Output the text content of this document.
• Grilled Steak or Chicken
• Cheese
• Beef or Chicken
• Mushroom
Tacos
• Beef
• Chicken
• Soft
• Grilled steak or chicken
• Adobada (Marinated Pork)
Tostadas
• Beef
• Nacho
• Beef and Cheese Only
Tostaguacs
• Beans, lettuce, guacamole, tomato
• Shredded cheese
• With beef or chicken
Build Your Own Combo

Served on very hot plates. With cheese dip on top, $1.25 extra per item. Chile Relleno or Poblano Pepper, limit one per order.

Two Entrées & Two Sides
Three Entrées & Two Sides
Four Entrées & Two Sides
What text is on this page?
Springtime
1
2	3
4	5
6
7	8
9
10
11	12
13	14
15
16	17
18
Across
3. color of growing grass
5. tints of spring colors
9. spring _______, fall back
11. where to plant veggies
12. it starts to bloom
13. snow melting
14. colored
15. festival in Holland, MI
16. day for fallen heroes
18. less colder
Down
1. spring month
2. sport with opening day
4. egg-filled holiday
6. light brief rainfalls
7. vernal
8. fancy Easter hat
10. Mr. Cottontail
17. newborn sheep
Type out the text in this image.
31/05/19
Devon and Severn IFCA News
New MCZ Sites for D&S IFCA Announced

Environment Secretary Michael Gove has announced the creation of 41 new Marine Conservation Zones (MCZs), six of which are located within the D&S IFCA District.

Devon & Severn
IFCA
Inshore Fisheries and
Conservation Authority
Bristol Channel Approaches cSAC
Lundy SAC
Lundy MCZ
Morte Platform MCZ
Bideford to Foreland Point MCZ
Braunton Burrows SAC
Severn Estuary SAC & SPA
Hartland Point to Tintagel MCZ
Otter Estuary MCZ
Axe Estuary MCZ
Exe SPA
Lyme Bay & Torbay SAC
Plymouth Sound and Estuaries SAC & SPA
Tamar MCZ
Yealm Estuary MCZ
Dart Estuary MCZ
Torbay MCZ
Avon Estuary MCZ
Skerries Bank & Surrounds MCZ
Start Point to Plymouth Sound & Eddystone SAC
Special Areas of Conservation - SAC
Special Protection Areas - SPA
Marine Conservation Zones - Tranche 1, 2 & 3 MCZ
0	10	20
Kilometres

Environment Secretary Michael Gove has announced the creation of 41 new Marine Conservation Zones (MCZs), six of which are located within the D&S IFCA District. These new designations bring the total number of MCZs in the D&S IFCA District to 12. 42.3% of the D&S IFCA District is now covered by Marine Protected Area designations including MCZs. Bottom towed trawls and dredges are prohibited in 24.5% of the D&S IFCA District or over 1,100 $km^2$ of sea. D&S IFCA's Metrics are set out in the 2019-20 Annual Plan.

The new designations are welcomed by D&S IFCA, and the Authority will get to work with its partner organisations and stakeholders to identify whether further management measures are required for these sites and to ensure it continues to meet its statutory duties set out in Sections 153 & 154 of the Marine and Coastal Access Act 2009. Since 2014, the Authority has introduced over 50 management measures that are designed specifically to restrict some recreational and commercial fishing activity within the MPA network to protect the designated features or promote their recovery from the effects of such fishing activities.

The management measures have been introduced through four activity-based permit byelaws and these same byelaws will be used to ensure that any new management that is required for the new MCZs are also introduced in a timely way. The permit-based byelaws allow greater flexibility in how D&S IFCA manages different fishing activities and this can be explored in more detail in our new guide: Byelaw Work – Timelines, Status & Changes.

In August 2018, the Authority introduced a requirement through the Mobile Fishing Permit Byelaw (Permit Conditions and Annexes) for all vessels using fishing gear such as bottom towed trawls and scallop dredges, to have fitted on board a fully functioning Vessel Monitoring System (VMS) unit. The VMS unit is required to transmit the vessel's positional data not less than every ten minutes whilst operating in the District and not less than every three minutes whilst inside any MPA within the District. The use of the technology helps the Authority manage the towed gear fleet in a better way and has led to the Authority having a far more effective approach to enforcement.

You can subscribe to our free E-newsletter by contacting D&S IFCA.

________

TASK STATEMENT –
Each line of the material above needs to be quoted exactly, please.

WRITTEN RESPONSE –
Output the text content of this document.
• Grilled Steak or Chicken
• Cheese
• Beef or Chicken
• Mushroom
Tacos
• Beef
• Chicken
• Soft
• Grilled steak or chicken
• Adobada (Marinated Pork)
Tostadas
• Beef
• Nacho
• Beef and Cheese Only
Tostaguacs
• Beans, lettuce, guacamole, tomato
• Shredded cheese
• With beef or chicken
Build Your Own Combo

Served on very hot plates. With cheese dip on top, $1.25 extra per item. Chile Relleno or Poblano Pepper, limit one per order.

Two Entrées & Two Sides
Three Entrées & Two Sides
Four Entrées & Two Sides
What text is on this page?
Springtime
1
2	3
4	5
6
7	8
9
10
11	12
13	14
15
16	17
18
Across
3. color of growing grass
5. tints of spring colors
9. spring _______, fall back
11. where to plant veggies
12. it starts to bloom
13. snow melting
14. colored
15. festival in Holland, MI
16. day for fallen heroes
18. less colder
Down
1. spring month
2. sport with opening day
4. egg-filled holiday
6. light brief rainfalls
7. vernal
8. fancy Easter hat
10. Mr. Cottontail
17. newborn sheep
Type out the text in this image.
31/05/19
Devon and Severn IFCA News
New MCZ Sites for D&S IFCA Announced

Environment Secretary Michael Gove has announced the creation of 41 new Marine Conservation Zones (MCZs), six of which are located within the D&S IFCA District.

Devon & Severn
IFCA
Inshore Fisheries and
Conservation Authority
Bristol Channel Approaches cSAC
Lundy SAC
Lundy MCZ
Morte Platform MCZ
Bideford to Foreland Point MCZ
Braunton Burrows SAC
Severn Estuary SAC & SPA
Hartland Point to Tintagel MCZ
Otter Estuary MCZ
Axe Estuary MCZ
Exe SPA
Lyme Bay & Torbay SAC
Plymouth Sound and Estuaries SAC & SPA
Tamar MCZ
Yealm Estuary MCZ
Dart Estuary MCZ
Torbay MCZ
Avon Estuary MCZ
Skerries Bank & Surrounds MCZ
Start Point to Plymouth Sound & Eddystone SAC
Special Areas of Conservation - SAC
Special Protection Areas - SPA
Marine Conservation Zones - Tranche 1, 2 & 3 MCZ
0	10	20
Kilometres

Environment Secretary Michael Gove has announced the creation of 41 new Marine Conservation Zones (MCZs), six of which are located within the D&S IFCA District. These new designations bring the total number of MCZs in the D&S IFCA District to 12. 42.3% of the D&S IFCA District is now covered by Marine Protected Area designations including MCZs. Bottom towed trawls and dredges are prohibited in 24.5% of the D&S IFCA District or over 1,100 $km^2$ of sea. D&S IFCA's Metrics are set out in the 2019-20 Annual Plan.

The new designations are welcomed by D&S IFCA, and the Authority will get to work with its partner organisations and stakeholders to identify whether further management measures are required for these sites and to ensure it continues to meet its statutory duties set out in Sections 153 & 154 of the Marine and Coastal Access Act 2009. Since 2014, the Authority has introduced over 50 management measures that are designed specifically to restrict some recreational and commercial fishing activity within the MPA network to protect the designated features or promote their recovery from the effects of such fishing activities.

The management measures have been introduced through four activity-based permit byelaws and these same byelaws will be used to ensure that any new management that is required for the new MCZs are also introduced in a timely way. The permit-based byelaws allow greater flexibility in how D&S IFCA manages different fishing activities and this can be explored in more detail in our new guide: Byelaw Work – Timelines, Status & Changes.

In August 2018, the Authority introduced a requirement through the Mobile Fishing Permit Byelaw (Permit Conditions and Annexes) for all vessels using fishing gear such as bottom towed trawls and scallop dredges, to have fitted on board a fully functioning Vessel Monitoring System (VMS) unit. The VMS unit is required to transmit the vessel's positional data not less than every ten minutes whilst operating in the District and not less than every three minutes whilst inside any MPA within the District. The use of the technology helps the Authority manage the towed gear fleet in a better way and has led to the Authority having a far more effective approach to enforcement.

You can subscribe to our free E-newsletter by contacting D&S IFCA.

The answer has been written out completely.